| Passage fourni |

Sans anticiper sur les développements futurs sino-russes justifiés par certains comme les prémices d’une alliance, laquelle pourrait surprendre, fit-elle insincère et temporaire, soulignons tout de suite combien la question de Sakhaline constitue ce dilemme insoluble pour le Japon. En tant qu’auteur d’essais géopolitiques suivant une analyse géopolitique et géoéconomique, il s’agit pour moi de vous présenter le vrai enjeu[6] de la mappemonde de Sakhaline 1 et 2.
Lors de la visite du Premier ministre de l’époque, Taro Aso, à Sakhaline le 18 février 2009 afin d’assister à la cérémonie d’ouverture de l’usine Sakhalin-2, qui fait partie d’un projet d’exploitation du pétrole et du gaz naturel au large de la côte de Sakhaline, ce dernier avait évoqué un « rêve qui devient une réalité »[7], autrement dit, le moment annonciateur d’une nouvelle période pour que les relations russo-japonaises changent de pied.
Parier sur une temporalité nouvelle, un nouveau seuil avec la question de l’énergie qui devait parachever une relation économique qui dicte le politique : d’un côté, le Japon finançait les investissements à Sakhaline et se voyait réserver un statut de partenaire préférentiel pour l’exploitation et l’importation des ressources gazières de l’île ; de l’autre côté, cette entente incluait dans leurs intérêts vitaux la stabilité politique d’une relation en dent de scie reflétant souvent les hauts et les bas de leurs relations respectives.
Pour autant, il convient de rappeler qu’en 2012 Vladimir Poutine entendait positionner la Russie comme une Eurasie du Nord et qu’incontestablement une position commune avec le Japon en Asie-Pacifique passait par la relation énergétique[8]. Comme rappelé par le précédent de 2014, lorsque la Russie s’est emparée pour la première fois d’une partie de l’Ukraine, la réponse du Premier ministre de l’époque, Shinzo Abe, avait été discrète. Dans cette perspective, sur le projet économique, Shinzo Abe proposait un plan tenant en huit points entre les deux pays lors du sommet Russie-Japon de Sotchi en mai 2016[9].

| À faire |
Poursuivez le passage fourni sur Sakhaline et les relations russo-japonaises à partir de l'endroit où il s'arrête.

[Données extraites d'une collection]
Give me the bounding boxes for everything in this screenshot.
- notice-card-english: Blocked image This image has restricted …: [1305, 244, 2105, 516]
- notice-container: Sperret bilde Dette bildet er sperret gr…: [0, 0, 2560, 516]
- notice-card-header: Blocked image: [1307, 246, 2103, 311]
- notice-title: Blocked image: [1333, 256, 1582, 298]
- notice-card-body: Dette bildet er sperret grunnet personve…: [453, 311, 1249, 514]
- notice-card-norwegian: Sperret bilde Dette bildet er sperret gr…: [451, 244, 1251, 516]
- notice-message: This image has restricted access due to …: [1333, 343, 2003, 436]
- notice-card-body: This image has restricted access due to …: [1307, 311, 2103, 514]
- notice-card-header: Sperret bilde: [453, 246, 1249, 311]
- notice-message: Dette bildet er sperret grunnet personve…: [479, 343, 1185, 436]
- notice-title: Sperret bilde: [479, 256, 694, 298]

| Réponse |
Avec le début de la deuxième guerre en Ukraine, en 2022, et un mouvement géopolitique d’ensemble : l’insatiabilité énergétique de la Chine, laquelle a dépassé le Japon en tant que premier importateur mondial de gaz naturel en 2021 et rien ne peut séparer davantage les positions japonaises et chinoises que la question de Taïwan. À moyen terme, un scénario de rapprochement régional entre Moscou et Pékin est plausible étant donné que dans le domaine des hydrocarbures, Russie et Chine sont en passe aujourd’hui de conforter leur partenariat face au « camp adverse » : l’Australie membre du QUAD fourni à la Chine 40 % de son gaz et les États-Unis 10 %[10].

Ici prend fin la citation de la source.